= Extrait de la page =
:::

Zazie, mise à nue
Avec Essenciel, le 10e disque de sa carrière, Zazie explore, en compagnie de la réalisatrice Édith Fambuena, des pistes aventureuses, hors cadre, pop et rock : une musique audacieuse et exploratoire, en patchwork, tissée de jeux et de liberté. Sur ses cavalcades et ses climats sonores, sa poésie apaisée se pose. Car, sur cet album, Zazie se livre, en toute intimité. Telle une blueswoman, l’artiste incarne son essentiel : les valeurs fondamentales et les questionnements d’une femme de 50 ans, bien dans sa peau et dans son chant. Rencontre.
RFI : Vous sortez, avec Essenciel, votre dixième disque. Une étape symbolique ?
À vrai dire, je ne compte pas. Seule importe la chance de continuer à exercer mon métier. Disons que c’est la dixième chance que j’ai d’explorer ma voie…
Est-ce de la chance ?
Oui, dans la mesure, où il y a ce facteur que tu ne maîtrises pas : le public. Un disque lui appartient. S’il déteste, si tu n’en vends pas la queue d’un, ta carrière s’écroule. Dans le même temps, ce n’est pas uniquement de la chance : je suis honnête, je travaille énormément, je me donne du mal et de la joie, je prends un infini plaisir à fabriquer ma musique. Et ça se ressent. Le public reste libre d’aimer – ou non – un album. Je reste libre de créer, de fouiller ce que je veux.
Pour ce disque, vous vous êtes associée avec la productrice Édith Fambuena (Étienne Daho, Jacques Higelin, Alain Bashung, etc.) Pourquoi ?
J’avais déjà eu la joie de travailler avec elle sur le disque Encore Heureux, en 2015. Lors d’une tournée géniale, on avait passé notre temps à rigoler ! Édith cumule les talents : réalisatrice hors-pair, alchimiste des couleurs musicales, elle reste aussi compositrice, guitariste et l’ex-chanteuse des Valentins. Du coup, elle possède une parfaite connaissance de ce qu’éprouve un artiste, en phase de création – panique, hystérie, enthousiasme, creux de la vague… Elle dispose d’antennes psychologiques qui ouvrent des portes, et amènent à sortir des choses de soi, en toute liberté. Elle ne juge pas. Elle sait. Elle capte. Et puis, nous sommes toutes deux des femmes d’une cinquantaine d’années, qui mesurons le prix et la chance de continuer d’explorer cette sauvage nature féminine ; deux femmes de 50 ans, bien attachées à célébrer le présent, et à instiller de la poésie partout. Nous partageons ces axes et ces folies.
Dans la musique d’Essenciel, s’entendent en effet la liberté, l’audace, mais aussi le jeu et la joie. Vous vous êtes amusée ?

:::

[Relevés des éléments et de leurs coordonnées]
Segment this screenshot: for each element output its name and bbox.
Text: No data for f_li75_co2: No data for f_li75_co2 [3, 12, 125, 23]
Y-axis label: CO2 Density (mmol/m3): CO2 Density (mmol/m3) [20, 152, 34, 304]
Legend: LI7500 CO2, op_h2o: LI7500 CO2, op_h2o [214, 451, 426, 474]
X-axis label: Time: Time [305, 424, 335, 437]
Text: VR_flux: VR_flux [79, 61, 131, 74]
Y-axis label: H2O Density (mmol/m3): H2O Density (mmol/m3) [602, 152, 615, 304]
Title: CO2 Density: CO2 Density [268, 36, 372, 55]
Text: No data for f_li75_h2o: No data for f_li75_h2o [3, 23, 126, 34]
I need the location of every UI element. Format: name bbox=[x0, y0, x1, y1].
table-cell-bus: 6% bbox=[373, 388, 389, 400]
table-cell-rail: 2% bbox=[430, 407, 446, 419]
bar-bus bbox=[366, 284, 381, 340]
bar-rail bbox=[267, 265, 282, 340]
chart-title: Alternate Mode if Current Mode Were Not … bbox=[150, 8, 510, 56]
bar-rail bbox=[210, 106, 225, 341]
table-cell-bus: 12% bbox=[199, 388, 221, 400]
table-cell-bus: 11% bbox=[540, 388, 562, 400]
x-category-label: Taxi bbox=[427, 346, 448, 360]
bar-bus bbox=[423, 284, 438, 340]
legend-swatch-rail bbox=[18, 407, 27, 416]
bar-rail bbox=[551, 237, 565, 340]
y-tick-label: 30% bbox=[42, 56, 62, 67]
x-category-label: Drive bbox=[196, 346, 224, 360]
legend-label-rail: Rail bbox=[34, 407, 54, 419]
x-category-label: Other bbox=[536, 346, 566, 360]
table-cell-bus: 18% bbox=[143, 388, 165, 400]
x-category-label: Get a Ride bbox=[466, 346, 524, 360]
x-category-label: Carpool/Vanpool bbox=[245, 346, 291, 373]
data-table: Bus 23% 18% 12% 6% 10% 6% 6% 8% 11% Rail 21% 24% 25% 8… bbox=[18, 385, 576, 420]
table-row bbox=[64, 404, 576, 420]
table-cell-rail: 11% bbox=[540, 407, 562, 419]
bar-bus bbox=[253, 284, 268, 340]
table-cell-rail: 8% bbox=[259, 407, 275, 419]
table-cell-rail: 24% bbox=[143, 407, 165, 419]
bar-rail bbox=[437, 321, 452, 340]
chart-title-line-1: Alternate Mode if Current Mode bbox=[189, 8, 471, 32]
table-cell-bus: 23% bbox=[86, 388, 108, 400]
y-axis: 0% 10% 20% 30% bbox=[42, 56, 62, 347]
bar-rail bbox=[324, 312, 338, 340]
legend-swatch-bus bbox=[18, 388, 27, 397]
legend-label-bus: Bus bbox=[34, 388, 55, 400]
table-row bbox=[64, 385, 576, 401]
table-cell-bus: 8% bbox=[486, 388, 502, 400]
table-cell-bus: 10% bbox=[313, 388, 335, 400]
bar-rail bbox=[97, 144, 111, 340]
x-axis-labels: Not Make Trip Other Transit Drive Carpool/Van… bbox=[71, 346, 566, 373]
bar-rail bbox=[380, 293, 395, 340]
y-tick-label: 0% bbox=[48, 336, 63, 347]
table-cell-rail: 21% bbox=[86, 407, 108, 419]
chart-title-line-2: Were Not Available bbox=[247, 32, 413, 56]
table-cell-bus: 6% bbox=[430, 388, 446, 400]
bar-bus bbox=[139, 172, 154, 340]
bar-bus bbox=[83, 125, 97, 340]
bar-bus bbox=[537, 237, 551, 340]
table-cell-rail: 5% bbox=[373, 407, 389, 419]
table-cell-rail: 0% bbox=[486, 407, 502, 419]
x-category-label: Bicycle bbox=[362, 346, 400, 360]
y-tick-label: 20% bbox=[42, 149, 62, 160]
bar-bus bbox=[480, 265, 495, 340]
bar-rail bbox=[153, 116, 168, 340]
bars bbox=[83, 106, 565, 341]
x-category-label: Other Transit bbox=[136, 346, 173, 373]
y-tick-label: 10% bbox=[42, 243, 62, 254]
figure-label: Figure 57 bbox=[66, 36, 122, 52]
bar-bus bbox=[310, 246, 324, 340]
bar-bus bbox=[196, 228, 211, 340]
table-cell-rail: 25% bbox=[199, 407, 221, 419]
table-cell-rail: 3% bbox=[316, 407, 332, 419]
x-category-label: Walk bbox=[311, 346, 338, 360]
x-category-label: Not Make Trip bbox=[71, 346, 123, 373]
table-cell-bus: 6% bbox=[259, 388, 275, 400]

:::

= Liste des consignes =
1) D'après l'entretien avec Zazie, sur quel disque et en quelle année avait-elle déjà travaillé avec Édith Fambuena ?
2) Poursuivez l'entretien avec Zazie à partir de sa dernière phrase.

= Ensemble des réponses =
1) Sur le disque Encore Heureux, en 2015.

2)
J’ai abordé ce nouveau disque avec un grand esprit de liberté. Mon contrat s’achevait chez Mercury, et je voulais changer d’air et de label. J’avais cette envie de me réinventer, de me laisser surprendre par des sensations endormies au fond de moi. Ainsi, j’ai proposé à Édith : "Et si on fonctionnait comme des Djettes ?" On passait des heures à mélanger le pied d’une batterie, à mixer des timbres bizarres. On a bouleversé tous les protocoles gravés dans le marbre, propres à la composition et à l’enregistrement. Dans son studio, sans compter notre temps, ni nos nuits de travail, on triturait sons et matières : deux gamines au bord d’une piscine, qui se jettent à l’eau de façon anarchique… Alors, bien sûr, parfois, le plongeon finissait en plat… Mais même dans les moments de doute et de fatigue, on conservait cet état de recherche permanent, cette excitation !
Et pour le travail solitaire de l’écriture des textes, éprouvez-vous toujours autant de plaisir ?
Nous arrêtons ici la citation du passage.